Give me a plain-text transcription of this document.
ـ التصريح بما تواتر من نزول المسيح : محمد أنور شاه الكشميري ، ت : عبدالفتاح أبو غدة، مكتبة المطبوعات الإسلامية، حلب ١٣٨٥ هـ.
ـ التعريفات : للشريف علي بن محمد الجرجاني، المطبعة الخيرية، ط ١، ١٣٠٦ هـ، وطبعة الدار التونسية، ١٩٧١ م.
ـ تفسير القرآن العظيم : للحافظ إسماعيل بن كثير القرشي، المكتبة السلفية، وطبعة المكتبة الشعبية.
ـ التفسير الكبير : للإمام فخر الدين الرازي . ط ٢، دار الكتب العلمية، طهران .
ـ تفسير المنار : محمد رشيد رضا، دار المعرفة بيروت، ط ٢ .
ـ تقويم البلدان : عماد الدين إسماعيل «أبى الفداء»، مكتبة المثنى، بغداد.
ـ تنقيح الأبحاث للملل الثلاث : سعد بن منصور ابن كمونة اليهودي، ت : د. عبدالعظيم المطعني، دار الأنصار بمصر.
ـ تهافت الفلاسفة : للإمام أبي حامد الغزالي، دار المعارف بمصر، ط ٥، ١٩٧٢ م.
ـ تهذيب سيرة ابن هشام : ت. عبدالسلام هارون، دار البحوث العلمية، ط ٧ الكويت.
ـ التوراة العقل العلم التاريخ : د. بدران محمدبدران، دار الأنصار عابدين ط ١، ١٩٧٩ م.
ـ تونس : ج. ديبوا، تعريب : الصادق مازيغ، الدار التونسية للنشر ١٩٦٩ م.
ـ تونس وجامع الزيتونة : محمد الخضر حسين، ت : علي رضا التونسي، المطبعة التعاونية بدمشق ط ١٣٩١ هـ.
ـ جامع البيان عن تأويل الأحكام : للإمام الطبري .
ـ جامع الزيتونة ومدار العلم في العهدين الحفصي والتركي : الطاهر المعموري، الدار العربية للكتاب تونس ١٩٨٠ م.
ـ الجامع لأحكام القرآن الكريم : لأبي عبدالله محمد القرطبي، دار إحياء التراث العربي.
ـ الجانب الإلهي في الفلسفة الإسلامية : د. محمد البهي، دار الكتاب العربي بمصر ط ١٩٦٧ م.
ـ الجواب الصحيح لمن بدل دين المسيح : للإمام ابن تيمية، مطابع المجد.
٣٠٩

□ □ □ □

Filter the records above and return every line that holds the word "الأنصار".

[Solution to this problem]:
ـ تنقيح الأبحاث للملل الثلاث : سعد بن منصور ابن كمونة اليهودي، ت : د. عبدالعظيم المطعني، دار الأنصار بمصر.
ـ التوراة العقل العلم التاريخ : د. بدران محمدبدران، دار الأنصار عابدين ط ١، ١٩٧٩ م.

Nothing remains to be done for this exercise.